* **REQUIREMENT**
Will you quote all of the entries, word for word?

* **MATERIAL FOR THIS EXERCISE**

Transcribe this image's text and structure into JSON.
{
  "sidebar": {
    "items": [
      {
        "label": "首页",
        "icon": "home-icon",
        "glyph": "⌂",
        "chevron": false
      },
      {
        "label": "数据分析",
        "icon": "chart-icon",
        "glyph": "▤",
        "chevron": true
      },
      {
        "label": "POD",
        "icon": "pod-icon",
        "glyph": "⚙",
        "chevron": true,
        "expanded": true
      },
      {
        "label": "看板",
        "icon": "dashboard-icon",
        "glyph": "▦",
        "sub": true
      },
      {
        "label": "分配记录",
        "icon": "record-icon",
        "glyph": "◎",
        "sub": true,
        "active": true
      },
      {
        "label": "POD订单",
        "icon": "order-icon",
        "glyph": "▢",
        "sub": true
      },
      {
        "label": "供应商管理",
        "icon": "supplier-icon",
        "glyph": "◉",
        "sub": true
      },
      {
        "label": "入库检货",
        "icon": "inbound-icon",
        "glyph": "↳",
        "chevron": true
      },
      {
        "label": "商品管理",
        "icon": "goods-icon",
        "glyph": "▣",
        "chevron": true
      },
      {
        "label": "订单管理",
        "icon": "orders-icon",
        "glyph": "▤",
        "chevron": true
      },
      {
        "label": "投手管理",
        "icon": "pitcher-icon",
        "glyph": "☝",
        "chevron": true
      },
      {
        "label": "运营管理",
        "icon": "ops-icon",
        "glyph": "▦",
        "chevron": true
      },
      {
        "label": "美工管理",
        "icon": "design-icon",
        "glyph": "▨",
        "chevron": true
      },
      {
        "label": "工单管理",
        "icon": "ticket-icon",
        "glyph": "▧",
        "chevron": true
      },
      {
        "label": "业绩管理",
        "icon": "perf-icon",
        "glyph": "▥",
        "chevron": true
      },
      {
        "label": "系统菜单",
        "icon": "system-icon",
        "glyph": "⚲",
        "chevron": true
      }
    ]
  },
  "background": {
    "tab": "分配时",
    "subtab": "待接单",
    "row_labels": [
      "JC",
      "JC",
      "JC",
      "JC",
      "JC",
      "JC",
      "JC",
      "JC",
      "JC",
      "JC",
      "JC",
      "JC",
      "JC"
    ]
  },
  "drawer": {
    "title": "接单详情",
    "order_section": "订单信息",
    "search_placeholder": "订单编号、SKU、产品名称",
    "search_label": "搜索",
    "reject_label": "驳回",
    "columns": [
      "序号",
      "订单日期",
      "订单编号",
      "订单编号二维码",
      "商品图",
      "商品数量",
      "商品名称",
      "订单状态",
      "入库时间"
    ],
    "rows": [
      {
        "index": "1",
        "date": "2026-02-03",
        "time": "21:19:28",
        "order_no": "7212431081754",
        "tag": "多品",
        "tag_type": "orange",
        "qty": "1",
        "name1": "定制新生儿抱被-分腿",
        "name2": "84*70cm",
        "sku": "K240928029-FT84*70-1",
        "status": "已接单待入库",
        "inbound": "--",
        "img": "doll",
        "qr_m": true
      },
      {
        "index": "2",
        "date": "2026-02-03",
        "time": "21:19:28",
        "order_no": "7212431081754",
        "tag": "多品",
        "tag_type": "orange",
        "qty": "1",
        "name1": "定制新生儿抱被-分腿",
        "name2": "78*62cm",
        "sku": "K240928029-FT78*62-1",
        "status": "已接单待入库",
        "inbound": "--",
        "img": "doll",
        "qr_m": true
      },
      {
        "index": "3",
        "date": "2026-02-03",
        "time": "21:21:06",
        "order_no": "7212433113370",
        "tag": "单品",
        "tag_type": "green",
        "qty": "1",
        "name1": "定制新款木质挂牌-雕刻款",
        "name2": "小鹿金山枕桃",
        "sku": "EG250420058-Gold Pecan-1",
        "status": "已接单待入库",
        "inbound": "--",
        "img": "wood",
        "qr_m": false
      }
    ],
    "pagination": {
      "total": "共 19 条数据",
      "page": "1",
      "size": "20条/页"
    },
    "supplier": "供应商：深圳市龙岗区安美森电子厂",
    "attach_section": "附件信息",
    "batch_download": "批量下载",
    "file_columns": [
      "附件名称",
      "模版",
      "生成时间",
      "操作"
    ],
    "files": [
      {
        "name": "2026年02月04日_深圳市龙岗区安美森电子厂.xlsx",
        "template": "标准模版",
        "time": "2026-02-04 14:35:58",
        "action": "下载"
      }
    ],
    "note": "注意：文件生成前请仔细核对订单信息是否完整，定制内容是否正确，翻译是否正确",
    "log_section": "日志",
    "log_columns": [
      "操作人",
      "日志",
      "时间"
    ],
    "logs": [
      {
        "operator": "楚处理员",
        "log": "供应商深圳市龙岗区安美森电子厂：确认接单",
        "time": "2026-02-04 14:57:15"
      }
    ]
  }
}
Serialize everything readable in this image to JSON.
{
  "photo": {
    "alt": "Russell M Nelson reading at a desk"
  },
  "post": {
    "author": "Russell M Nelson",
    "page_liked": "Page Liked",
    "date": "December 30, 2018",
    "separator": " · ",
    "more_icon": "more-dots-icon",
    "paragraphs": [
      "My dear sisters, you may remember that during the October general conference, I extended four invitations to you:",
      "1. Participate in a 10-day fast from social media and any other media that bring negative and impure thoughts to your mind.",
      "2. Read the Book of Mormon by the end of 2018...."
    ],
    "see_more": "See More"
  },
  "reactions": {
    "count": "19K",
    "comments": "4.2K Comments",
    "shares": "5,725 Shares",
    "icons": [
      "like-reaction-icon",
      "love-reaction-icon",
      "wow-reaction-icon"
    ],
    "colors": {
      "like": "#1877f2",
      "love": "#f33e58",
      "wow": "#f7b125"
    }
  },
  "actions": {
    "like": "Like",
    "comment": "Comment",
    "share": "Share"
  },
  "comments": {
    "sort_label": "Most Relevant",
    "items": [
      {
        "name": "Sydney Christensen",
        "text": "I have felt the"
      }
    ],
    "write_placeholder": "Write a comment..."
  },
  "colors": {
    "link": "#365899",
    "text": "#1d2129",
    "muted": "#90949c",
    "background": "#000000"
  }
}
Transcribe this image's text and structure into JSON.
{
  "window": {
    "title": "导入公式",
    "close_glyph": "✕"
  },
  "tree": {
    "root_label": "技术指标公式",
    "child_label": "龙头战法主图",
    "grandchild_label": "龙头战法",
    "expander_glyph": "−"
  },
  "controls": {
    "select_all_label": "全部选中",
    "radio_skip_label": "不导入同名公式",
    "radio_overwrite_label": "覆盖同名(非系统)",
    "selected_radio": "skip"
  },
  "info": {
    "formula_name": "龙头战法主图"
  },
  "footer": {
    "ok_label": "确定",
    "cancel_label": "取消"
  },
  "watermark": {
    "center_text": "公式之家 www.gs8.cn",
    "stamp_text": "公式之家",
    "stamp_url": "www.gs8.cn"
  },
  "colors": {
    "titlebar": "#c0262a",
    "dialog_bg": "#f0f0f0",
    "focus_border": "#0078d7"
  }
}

* **RESPONSE FOR THIS EXERCISE**
Transcribe this image's text and structure into JSON.
{
  "sidebar": {
    "items": [
      {
        "label": "首页",
        "icon": "home-icon",
        "glyph": "⌂",
        "chevron": false
      },
      {
        "label": "数据分析",
        "icon": "chart-icon",
        "glyph": "▤",
        "chevron": true
      },
      {
        "label": "POD",
        "icon": "pod-icon",
        "glyph": "⚙",
        "chevron": true,
        "expanded": true
      },
      {
        "label": "看板",
        "icon": "dashboard-icon",
        "glyph": "▦",
        "sub": true
      },
      {
        "label": "分配记录",
        "icon": "record-icon",
        "glyph": "◎",
        "sub": true,
        "active": true
      },
      {
        "label": "POD订单",
        "icon": "order-icon",
        "glyph": "▢",
        "sub": true
      },
      {
        "label": "供应商管理",
        "icon": "supplier-icon",
        "glyph": "◉",
        "sub": true
      },
      {
        "label": "入库检货",
        "icon": "inbound-icon",
        "glyph": "↳",
        "chevron": true
      },
      {
        "label": "商品管理",
        "icon": "goods-icon",
        "glyph": "▣",
        "chevron": true
      },
      {
        "label": "订单管理",
        "icon": "orders-icon",
        "glyph": "▤",
        "chevron": true
      },
      {
        "label": "投手管理",
        "icon": "pitcher-icon",
        "glyph": "☝",
        "chevron": true
      },
      {
        "label": "运营管理",
        "icon": "ops-icon",
        "glyph": "▦",
        "chevron": true
      },
      {
        "label": "美工管理",
        "icon": "design-icon",
        "glyph": "▨",
        "chevron": true
      },
      {
        "label": "工单管理",
        "icon": "ticket-icon",
        "glyph": "▧",
        "chevron": true
      },
      {
        "label": "业绩管理",
        "icon": "perf-icon",
        "glyph": "▥",
        "chevron": true
      },
      {
        "label": "系统菜单",
        "icon": "system-icon",
        "glyph": "⚲",
        "chevron": true
      }
    ]
  },
  "background": {
    "tab": "分配时",
    "subtab": "待接单",
    "row_labels": [
      "JC",
      "JC",
      "JC",
      "JC",
      "JC",
      "JC",
      "JC",
      "JC",
      "JC",
      "JC",
      "JC",
      "JC",
      "JC"
    ]
  },
  "drawer": {
    "title": "接单详情",
    "order_section": "订单信息",
    "search_placeholder": "订单编号、SKU、产品名称",
    "search_label": "搜索",
    "reject_label": "驳回",
    "columns": [
      "序号",
      "订单日期",
      "订单编号",
      "订单编号二维码",
      "商品图",
      "商品数量",
      "商品名称",
      "订单状态",
      "入库时间"
    ],
    "rows": [
      {
        "index": "1",
        "date": "2026-02-03",
        "time": "21:19:28",
        "order_no": "7212431081754",
        "tag": "多品",
        "tag_type": "orange",
        "qty": "1",
        "name1": "定制新生儿抱被-分腿",
        "name2": "84*70cm",
        "sku": "K240928029-FT84*70-1",
        "status": "已接单待入库",
        "inbound": "--",
        "img": "doll",
        "qr_m": true
      },
      {
        "index": "2",
        "date": "2026-02-03",
        "time": "21:19:28",
        "order_no": "7212431081754",
        "tag": "多品",
        "tag_type": "orange",
        "qty": "1",
        "name1": "定制新生儿抱被-分腿",
        "name2": "78*62cm",
        "sku": "K240928029-FT78*62-1",
        "status": "已接单待入库",
        "inbound": "--",
        "img": "doll",
        "qr_m": true
      },
      {
        "index": "3",
        "date": "2026-02-03",
        "time": "21:21:06",
        "order_no": "7212433113370",
        "tag": "单品",
        "tag_type": "green",
        "qty": "1",
        "name1": "定制新款木质挂牌-雕刻款",
        "name2": "小鹿金山枕桃",
        "sku": "EG250420058-Gold Pecan-1",
        "status": "已接单待入库",
        "inbound": "--",
        "img": "wood",
        "qr_m": false
      }
    ],
    "pagination": {
      "total": "共 19 条数据",
      "page": "1",
      "size": "20条/页"
    },
    "supplier": "供应商：深圳市龙岗区安美森电子厂",
    "attach_section": "附件信息",
    "batch_download": "批量下载",
    "file_columns": [
      "附件名称",
      "模版",
      "生成时间",
      "操作"
    ],
    "files": [
      {
        "name": "2026年02月04日_深圳市龙岗区安美森电子厂.xlsx",
        "template": "标准模版",
        "time": "2026-02-04 14:35:58",
        "action": "下载"
      }
    ],
    "note": "注意：文件生成前请仔细核对订单信息是否完整，定制内容是否正确，翻译是否正确",
    "log_section": "日志",
    "log_columns": [
      "操作人",
      "日志",
      "时间"
    ],
    "logs": [
      {
        "operator": "楚处理员",
        "log": "供应商深圳市龙岗区安美森电子厂：确认接单",
        "time": "2026-02-04 14:57:15"
      }
    ]
  }
}
Serialize everything readable in this image to JSON.
{
  "photo": {
    "alt": "Russell M Nelson reading at a desk"
  },
  "post": {
    "author": "Russell M Nelson",
    "page_liked": "Page Liked",
    "date": "December 30, 2018",
    "separator": " · ",
    "more_icon": "more-dots-icon",
    "paragraphs": [
      "My dear sisters, you may remember that during the October general conference, I extended four invitations to you:",
      "1. Participate in a 10-day fast from social media and any other media that bring negative and impure thoughts to your mind.",
      "2. Read the Book of Mormon by the end of 2018...."
    ],
    "see_more": "See More"
  },
  "reactions": {
    "count": "19K",
    "comments": "4.2K Comments",
    "shares": "5,725 Shares",
    "icons": [
      "like-reaction-icon",
      "love-reaction-icon",
      "wow-reaction-icon"
    ],
    "colors": {
      "like": "#1877f2",
      "love": "#f33e58",
      "wow": "#f7b125"
    }
  },
  "actions": {
    "like": "Like",
    "comment": "Comment",
    "share": "Share"
  },
  "comments": {
    "sort_label": "Most Relevant",
    "items": [
      {
        "name": "Sydney Christensen",
        "text": "I have felt the"
      }
    ],
    "write_placeholder": "Write a comment..."
  },
  "colors": {
    "link": "#365899",
    "text": "#1d2129",
    "muted": "#90949c",
    "background": "#000000"
  }
}
Transcribe this image's text and structure into JSON.
{
  "window": {
    "title": "导入公式",
    "close_glyph": "✕"
  },
  "tree": {
    "root_label": "技术指标公式",
    "child_label": "龙头战法主图",
    "grandchild_label": "龙头战法",
    "expander_glyph": "−"
  },
  "controls": {
    "select_all_label": "全部选中",
    "radio_skip_label": "不导入同名公式",
    "radio_overwrite_label": "覆盖同名(非系统)",
    "selected_radio": "skip"
  },
  "info": {
    "formula_name": "龙头战法主图"
  },
  "footer": {
    "ok_label": "确定",
    "cancel_label": "取消"
  },
  "watermark": {
    "center_text": "公式之家 www.gs8.cn",
    "stamp_text": "公式之家",
    "stamp_url": "www.gs8.cn"
  },
  "colors": {
    "titlebar": "#c0262a",
    "dialog_bg": "#f0f0f0",
    "focus_border": "#0078d7"
  }
}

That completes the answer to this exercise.